Written request: List each line holding the string "масло".

>> BEGIN Data shown

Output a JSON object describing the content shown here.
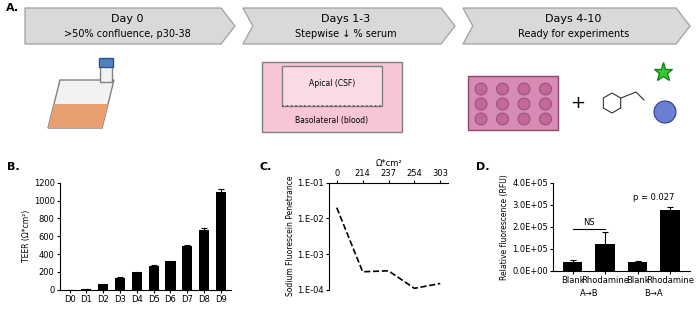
{
  "diagram": {
    "panel": "A.",
    "steps": [
      {
        "title": "Day 0",
        "text": ">50% confluence, p30-38"
      },
      {
        "title": "Days 1-3",
        "text": "Stepwise ↓ % serum"
      },
      {
        "title": "Days 4-10",
        "text": "Ready for experiments"
      }
    ],
    "transwell": {
      "apical": "Apical (CSF)",
      "basolateral": "Basolateral (blood)"
    },
    "plus": "+"
  },
  "chart_data": [
    {
      "panel": "B.",
      "type": "bar",
      "y_label": "TEER (Ω*cm²)",
      "categories": [
        "D0",
        "D1",
        "D2",
        "D3",
        "D4",
        "D5",
        "D6",
        "D7",
        "D8",
        "D9"
      ],
      "values": [
        0,
        8,
        60,
        135,
        195,
        270,
        320,
        495,
        675,
        1100
      ],
      "errors": [
        0,
        1,
        3,
        4,
        5,
        5,
        6,
        10,
        15,
        25
      ],
      "color": "#000000",
      "ylim": [
        0,
        1200
      ],
      "yticks": [
        0,
        200,
        400,
        600,
        800,
        1000,
        1200
      ]
    },
    {
      "panel": "C.",
      "type": "line",
      "x_label": "Ω*cm²",
      "y_label": "Sodium Fluorescein Penetrance",
      "categories": [
        "0",
        "214",
        "237",
        "254",
        "303"
      ],
      "values": [
        0.02,
        0.00032,
        0.00034,
        0.00011,
        0.00015
      ],
      "color": "#000000",
      "line_style": "dashed",
      "log": "y",
      "ylim": [
        0.0001,
        0.1
      ],
      "yticks": [
        {
          "value": 0.0001,
          "label": "1.E-04"
        },
        {
          "value": 0.001,
          "label": "1.E-03"
        },
        {
          "value": 0.01,
          "label": "1.E-02"
        },
        {
          "value": 0.1,
          "label": "1.E-01"
        }
      ]
    },
    {
      "panel": "D.",
      "type": "bar",
      "y_label": "Relative fluorescence (RFU)",
      "categories": [
        "Blank",
        "Rhodamine",
        "Blank",
        "Rhodamine"
      ],
      "groups": [
        "A→B",
        "B→A"
      ],
      "values": [
        40000,
        120000,
        40000,
        278000
      ],
      "errors": [
        8000,
        55000,
        5000,
        12000
      ],
      "color": "#000000",
      "ylim": [
        0,
        400000
      ],
      "yticks": [
        {
          "value": 0,
          "label": "0.0E+00"
        },
        {
          "value": 100000,
          "label": "1.0E+05"
        },
        {
          "value": 200000,
          "label": "2.0E+05"
        },
        {
          "value": 300000,
          "label": "3.0E+05"
        },
        {
          "value": 400000,
          "label": "4.0E+05"
        }
      ],
      "annotations": [
        {
          "text": "NS",
          "between": [
            0,
            1
          ],
          "bracket": true
        },
        {
          "text": "p = 0.027",
          "between": [
            2,
            3
          ],
          "bracket": false
        }
      ]
    }
  ]
}
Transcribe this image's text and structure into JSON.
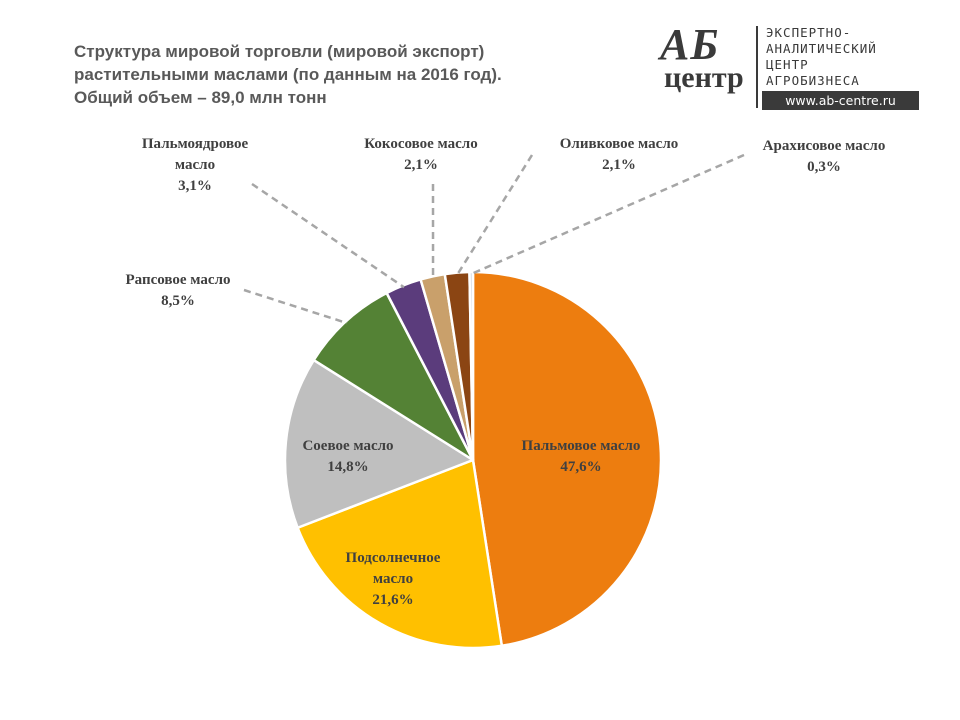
{
  "title": {
    "line1": "Структура мировой торговли (мировой экспорт)",
    "line2": "растительными маслами (по данным на 2016 год).",
    "line3": "Общий объем – 89,0 млн тонн"
  },
  "logo": {
    "mark_top": "АБ",
    "mark_bottom": "центр",
    "line1": "ЭКСПЕРТНО-",
    "line2": "АНАЛИТИЧЕСКИЙ",
    "line3": "ЦЕНТР",
    "line4": "АГРОБИЗНЕСА",
    "url": "www.ab-centre.ru"
  },
  "chart_data": {
    "type": "pie",
    "unit": "%",
    "slices": [
      {
        "label_lines": [
          "Пальмовое масло"
        ],
        "value_text": "47,6%",
        "value": 47.6,
        "color": "#ED7D0F"
      },
      {
        "label_lines": [
          "Подсолнечное",
          "масло"
        ],
        "value_text": "21,6%",
        "value": 21.6,
        "color": "#FFC000"
      },
      {
        "label_lines": [
          "Соевое масло"
        ],
        "value_text": "14,8%",
        "value": 14.8,
        "color": "#BFBFBF"
      },
      {
        "label_lines": [
          "Рапсовое масло"
        ],
        "value_text": "8,5%",
        "value": 8.5,
        "color": "#548235"
      },
      {
        "label_lines": [
          "Пальмоядровое",
          "масло"
        ],
        "value_text": "3,1%",
        "value": 3.1,
        "color": "#5B3C7C"
      },
      {
        "label_lines": [
          "Кокосовое масло"
        ],
        "value_text": "2,1%",
        "value": 2.1,
        "color": "#C9A06B"
      },
      {
        "label_lines": [
          "Оливковое масло"
        ],
        "value_text": "2,1%",
        "value": 2.1,
        "color": "#8B4513"
      },
      {
        "label_lines": [
          "Арахисовое масло"
        ],
        "value_text": "0,3%",
        "value": 0.3,
        "color": "#D6DCE4"
      }
    ]
  }
}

>> END Data shown

Solved problem:
          "Пальмовое масло"
          "масло"
          "Соевое масло"
          "Рапсовое масло"
          "масло"
          "Кокосовое масло"
          "Оливковое масло"
          "Арахисовое масло"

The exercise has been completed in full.